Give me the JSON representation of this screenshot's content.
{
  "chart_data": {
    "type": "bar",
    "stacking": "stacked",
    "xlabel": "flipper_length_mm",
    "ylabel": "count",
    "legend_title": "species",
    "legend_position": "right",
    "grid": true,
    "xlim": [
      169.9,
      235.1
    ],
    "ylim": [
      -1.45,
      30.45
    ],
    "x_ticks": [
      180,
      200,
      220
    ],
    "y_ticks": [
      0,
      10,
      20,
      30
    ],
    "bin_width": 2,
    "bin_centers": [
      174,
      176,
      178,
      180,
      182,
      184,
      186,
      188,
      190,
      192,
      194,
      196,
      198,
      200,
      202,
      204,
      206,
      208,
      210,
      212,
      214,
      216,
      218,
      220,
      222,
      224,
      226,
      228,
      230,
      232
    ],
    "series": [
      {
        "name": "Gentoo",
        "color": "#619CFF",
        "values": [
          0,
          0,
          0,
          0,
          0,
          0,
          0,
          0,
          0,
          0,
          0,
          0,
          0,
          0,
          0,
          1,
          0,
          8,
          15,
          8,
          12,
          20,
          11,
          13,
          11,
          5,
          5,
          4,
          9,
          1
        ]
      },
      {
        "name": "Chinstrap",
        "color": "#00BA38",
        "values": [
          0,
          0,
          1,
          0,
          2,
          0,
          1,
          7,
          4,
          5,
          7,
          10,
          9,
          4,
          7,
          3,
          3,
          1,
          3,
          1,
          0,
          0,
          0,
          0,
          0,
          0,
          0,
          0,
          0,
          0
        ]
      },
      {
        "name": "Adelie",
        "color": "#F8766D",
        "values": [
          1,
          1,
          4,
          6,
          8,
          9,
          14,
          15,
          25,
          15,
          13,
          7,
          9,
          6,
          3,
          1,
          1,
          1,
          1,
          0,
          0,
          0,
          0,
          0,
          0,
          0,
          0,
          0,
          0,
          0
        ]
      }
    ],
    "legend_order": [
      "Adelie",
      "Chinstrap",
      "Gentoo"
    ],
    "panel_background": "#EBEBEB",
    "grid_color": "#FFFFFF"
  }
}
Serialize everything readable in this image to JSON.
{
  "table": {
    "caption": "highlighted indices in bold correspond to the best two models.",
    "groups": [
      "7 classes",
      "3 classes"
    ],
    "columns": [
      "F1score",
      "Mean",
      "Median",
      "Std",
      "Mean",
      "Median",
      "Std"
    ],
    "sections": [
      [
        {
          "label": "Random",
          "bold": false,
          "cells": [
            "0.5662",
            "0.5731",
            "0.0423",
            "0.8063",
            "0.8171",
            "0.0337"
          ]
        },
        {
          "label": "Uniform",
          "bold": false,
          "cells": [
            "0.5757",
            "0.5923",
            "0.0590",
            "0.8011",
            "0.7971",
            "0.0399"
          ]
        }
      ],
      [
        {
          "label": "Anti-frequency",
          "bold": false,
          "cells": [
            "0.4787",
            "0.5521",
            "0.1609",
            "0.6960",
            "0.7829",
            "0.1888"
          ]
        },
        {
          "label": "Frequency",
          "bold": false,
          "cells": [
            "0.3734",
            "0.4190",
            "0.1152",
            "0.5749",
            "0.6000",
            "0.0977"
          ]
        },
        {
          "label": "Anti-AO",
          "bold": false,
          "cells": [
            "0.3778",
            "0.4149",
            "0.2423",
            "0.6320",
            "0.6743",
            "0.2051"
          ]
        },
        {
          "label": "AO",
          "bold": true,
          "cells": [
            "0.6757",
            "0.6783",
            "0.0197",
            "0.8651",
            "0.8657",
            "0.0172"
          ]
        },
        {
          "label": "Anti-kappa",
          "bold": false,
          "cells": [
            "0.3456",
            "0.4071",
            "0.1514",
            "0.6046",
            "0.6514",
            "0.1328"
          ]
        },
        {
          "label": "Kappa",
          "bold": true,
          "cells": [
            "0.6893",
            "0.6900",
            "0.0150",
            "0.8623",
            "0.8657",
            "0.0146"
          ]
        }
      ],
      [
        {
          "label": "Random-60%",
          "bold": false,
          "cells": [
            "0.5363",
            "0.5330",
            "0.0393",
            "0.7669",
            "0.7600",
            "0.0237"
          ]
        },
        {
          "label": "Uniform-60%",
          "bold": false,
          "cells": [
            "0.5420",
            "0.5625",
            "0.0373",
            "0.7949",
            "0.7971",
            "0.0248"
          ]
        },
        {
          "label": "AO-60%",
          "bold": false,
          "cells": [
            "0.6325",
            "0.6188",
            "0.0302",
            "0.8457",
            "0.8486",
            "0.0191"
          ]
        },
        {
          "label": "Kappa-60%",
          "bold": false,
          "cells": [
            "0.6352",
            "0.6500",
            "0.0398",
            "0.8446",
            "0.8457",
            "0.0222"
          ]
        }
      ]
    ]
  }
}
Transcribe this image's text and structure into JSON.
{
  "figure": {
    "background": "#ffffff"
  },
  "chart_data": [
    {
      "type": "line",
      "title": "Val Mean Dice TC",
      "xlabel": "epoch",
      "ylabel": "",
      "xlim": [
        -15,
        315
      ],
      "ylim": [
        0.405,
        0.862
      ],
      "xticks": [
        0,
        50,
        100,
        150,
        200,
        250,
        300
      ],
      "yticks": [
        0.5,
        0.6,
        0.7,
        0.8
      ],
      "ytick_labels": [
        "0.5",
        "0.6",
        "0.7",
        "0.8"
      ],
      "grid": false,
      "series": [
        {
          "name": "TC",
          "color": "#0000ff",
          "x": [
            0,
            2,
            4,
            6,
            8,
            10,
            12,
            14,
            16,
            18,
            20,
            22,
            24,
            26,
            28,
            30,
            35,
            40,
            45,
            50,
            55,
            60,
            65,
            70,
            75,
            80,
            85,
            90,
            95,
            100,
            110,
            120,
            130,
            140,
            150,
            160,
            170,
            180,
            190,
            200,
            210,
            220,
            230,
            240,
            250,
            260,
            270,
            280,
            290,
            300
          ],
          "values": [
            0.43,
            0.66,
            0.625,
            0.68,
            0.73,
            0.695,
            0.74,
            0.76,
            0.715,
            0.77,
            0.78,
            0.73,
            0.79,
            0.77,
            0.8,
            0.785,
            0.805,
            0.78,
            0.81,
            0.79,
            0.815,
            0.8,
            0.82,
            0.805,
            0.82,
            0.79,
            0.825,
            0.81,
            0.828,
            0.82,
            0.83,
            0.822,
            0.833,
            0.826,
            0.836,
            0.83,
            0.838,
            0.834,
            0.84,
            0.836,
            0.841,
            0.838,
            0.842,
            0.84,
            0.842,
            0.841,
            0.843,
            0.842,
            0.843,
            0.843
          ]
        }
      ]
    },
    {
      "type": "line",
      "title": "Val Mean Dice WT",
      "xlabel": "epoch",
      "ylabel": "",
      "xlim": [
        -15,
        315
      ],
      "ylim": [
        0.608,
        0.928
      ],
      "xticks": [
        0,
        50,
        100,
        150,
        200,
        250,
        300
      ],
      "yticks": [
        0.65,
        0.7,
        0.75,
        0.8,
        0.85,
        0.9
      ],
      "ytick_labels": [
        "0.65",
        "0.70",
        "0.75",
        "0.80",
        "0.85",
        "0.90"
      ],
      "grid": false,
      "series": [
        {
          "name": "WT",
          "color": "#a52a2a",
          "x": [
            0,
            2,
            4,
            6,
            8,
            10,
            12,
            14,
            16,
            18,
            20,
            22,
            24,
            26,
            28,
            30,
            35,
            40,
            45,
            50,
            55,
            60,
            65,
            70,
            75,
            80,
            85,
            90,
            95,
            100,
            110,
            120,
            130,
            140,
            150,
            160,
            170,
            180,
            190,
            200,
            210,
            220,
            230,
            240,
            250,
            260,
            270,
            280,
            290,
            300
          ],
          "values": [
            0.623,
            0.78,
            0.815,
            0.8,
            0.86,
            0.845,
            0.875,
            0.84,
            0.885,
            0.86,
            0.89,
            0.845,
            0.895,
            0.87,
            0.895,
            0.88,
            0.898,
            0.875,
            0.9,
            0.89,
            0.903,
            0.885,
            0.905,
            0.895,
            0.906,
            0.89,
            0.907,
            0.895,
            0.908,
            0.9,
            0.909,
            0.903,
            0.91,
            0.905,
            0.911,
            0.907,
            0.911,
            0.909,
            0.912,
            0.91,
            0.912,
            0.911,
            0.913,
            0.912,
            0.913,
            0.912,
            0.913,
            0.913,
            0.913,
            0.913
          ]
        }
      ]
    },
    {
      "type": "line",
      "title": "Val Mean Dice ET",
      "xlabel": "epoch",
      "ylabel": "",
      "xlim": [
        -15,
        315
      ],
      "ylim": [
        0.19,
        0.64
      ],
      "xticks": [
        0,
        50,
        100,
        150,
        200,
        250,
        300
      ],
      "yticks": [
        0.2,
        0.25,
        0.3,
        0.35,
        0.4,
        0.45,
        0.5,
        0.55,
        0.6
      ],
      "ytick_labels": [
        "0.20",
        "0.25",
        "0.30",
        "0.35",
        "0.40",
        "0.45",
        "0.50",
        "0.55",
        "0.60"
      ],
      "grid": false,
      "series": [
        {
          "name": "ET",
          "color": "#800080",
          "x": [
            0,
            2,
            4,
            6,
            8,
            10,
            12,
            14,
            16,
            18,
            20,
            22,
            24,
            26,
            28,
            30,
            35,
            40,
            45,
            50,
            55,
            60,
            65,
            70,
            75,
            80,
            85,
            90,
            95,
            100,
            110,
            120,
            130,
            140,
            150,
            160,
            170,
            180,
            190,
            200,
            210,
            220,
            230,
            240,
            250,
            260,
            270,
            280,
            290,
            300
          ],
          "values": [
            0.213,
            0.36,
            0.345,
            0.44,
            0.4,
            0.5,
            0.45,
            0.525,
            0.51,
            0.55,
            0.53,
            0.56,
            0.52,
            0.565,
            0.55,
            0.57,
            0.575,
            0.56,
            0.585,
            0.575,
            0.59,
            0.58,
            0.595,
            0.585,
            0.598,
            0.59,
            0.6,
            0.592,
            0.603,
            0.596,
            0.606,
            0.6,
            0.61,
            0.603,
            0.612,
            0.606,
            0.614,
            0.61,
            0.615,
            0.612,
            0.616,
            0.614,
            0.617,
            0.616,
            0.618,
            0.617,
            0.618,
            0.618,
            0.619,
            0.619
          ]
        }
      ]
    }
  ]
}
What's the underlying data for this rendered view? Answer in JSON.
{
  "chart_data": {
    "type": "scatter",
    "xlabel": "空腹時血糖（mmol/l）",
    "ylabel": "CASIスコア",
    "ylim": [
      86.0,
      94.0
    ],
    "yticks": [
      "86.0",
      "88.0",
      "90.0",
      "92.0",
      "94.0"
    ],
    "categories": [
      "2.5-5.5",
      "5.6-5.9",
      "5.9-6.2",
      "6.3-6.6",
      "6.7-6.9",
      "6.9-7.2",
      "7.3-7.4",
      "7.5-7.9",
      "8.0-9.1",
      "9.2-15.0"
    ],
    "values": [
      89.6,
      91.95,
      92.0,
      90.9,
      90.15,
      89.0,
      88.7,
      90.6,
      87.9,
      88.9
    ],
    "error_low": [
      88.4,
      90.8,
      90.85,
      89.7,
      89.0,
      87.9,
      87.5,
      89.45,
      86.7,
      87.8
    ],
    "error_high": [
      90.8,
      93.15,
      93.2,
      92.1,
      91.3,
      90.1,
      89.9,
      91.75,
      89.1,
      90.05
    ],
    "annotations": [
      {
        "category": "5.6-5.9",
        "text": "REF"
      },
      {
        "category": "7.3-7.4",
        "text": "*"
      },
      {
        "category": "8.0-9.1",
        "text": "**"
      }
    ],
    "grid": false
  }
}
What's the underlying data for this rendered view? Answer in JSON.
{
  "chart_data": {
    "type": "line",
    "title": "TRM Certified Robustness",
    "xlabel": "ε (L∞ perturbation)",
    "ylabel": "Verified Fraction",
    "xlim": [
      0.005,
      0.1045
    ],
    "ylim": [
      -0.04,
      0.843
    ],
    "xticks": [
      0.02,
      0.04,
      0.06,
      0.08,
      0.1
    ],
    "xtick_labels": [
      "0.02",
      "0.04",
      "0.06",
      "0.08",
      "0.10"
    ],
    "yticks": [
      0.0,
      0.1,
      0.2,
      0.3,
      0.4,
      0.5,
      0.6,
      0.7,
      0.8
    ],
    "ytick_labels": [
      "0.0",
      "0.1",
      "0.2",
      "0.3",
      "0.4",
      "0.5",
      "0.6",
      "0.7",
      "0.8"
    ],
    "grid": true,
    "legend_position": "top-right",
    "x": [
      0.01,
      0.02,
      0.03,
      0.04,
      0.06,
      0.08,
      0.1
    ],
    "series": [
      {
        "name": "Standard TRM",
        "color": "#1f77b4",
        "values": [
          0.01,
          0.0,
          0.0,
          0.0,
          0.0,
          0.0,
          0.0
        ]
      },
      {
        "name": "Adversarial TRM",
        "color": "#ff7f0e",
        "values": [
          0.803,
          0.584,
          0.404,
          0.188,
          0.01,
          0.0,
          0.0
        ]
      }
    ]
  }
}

**WHAT IS ASKED**
Where a line contains "Mean", copy that line.

**RESULT OF THE EXERCISE**
      "Mean",
      "Mean",
      "title": "Val Mean Dice TC",
      "title": "Val Mean Dice WT",
      "title": "Val Mean Dice ET",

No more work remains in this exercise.